%%

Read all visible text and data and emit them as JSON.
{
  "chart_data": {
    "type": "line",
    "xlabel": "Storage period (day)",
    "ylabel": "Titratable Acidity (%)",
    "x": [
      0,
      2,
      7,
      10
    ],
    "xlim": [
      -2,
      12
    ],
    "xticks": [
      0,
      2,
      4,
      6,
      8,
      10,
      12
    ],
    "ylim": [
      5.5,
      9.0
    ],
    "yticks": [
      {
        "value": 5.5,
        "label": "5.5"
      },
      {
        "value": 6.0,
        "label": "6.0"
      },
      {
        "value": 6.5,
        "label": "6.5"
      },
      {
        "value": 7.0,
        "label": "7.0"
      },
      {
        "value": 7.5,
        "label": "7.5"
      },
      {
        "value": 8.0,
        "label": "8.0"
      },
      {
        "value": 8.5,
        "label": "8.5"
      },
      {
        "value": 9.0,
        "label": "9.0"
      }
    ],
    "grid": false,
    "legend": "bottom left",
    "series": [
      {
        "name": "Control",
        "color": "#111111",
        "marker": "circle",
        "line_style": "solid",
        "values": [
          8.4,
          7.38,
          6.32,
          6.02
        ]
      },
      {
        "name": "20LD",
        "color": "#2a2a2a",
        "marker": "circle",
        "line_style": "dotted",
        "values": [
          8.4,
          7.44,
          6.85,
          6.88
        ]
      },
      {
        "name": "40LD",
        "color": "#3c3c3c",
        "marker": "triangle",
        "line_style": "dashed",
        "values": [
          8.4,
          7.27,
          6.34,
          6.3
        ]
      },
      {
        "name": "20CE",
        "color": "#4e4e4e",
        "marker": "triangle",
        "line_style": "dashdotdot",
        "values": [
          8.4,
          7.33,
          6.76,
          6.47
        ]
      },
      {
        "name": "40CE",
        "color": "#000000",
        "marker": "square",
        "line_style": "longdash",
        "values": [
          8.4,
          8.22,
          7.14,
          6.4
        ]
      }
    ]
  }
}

%%

▶ Exercise goal
All of the lines above need to be given again exactly.

▶ Solution to this problem
Read all visible text and data and emit them as JSON.
{
  "chart_data": {
    "type": "line",
    "xlabel": "Storage period (day)",
    "ylabel": "Titratable Acidity (%)",
    "x": [
      0,
      2,
      7,
      10
    ],
    "xlim": [
      -2,
      12
    ],
    "xticks": [
      0,
      2,
      4,
      6,
      8,
      10,
      12
    ],
    "ylim": [
      5.5,
      9.0
    ],
    "yticks": [
      {
        "value": 5.5,
        "label": "5.5"
      },
      {
        "value": 6.0,
        "label": "6.0"
      },
      {
        "value": 6.5,
        "label": "6.5"
      },
      {
        "value": 7.0,
        "label": "7.0"
      },
      {
        "value": 7.5,
        "label": "7.5"
      },
      {
        "value": 8.0,
        "label": "8.0"
      },
      {
        "value": 8.5,
        "label": "8.5"
      },
      {
        "value": 9.0,
        "label": "9.0"
      }
    ],
    "grid": false,
    "legend": "bottom left",
    "series": [
      {
        "name": "Control",
        "color": "#111111",
        "marker": "circle",
        "line_style": "solid",
        "values": [
          8.4,
          7.38,
          6.32,
          6.02
        ]
      },
      {
        "name": "20LD",
        "color": "#2a2a2a",
        "marker": "circle",
        "line_style": "dotted",
        "values": [
          8.4,
          7.44,
          6.85,
          6.88
        ]
      },
      {
        "name": "40LD",
        "color": "#3c3c3c",
        "marker": "triangle",
        "line_style": "dashed",
        "values": [
          8.4,
          7.27,
          6.34,
          6.3
        ]
      },
      {
        "name": "20CE",
        "color": "#4e4e4e",
        "marker": "triangle",
        "line_style": "dashdotdot",
        "values": [
          8.4,
          7.33,
          6.76,
          6.47
        ]
      },
      {
        "name": "40CE",
        "color": "#000000",
        "marker": "square",
        "line_style": "longdash",
        "values": [
          8.4,
          8.22,
          7.14,
          6.4
        ]
      }
    ]
  }
}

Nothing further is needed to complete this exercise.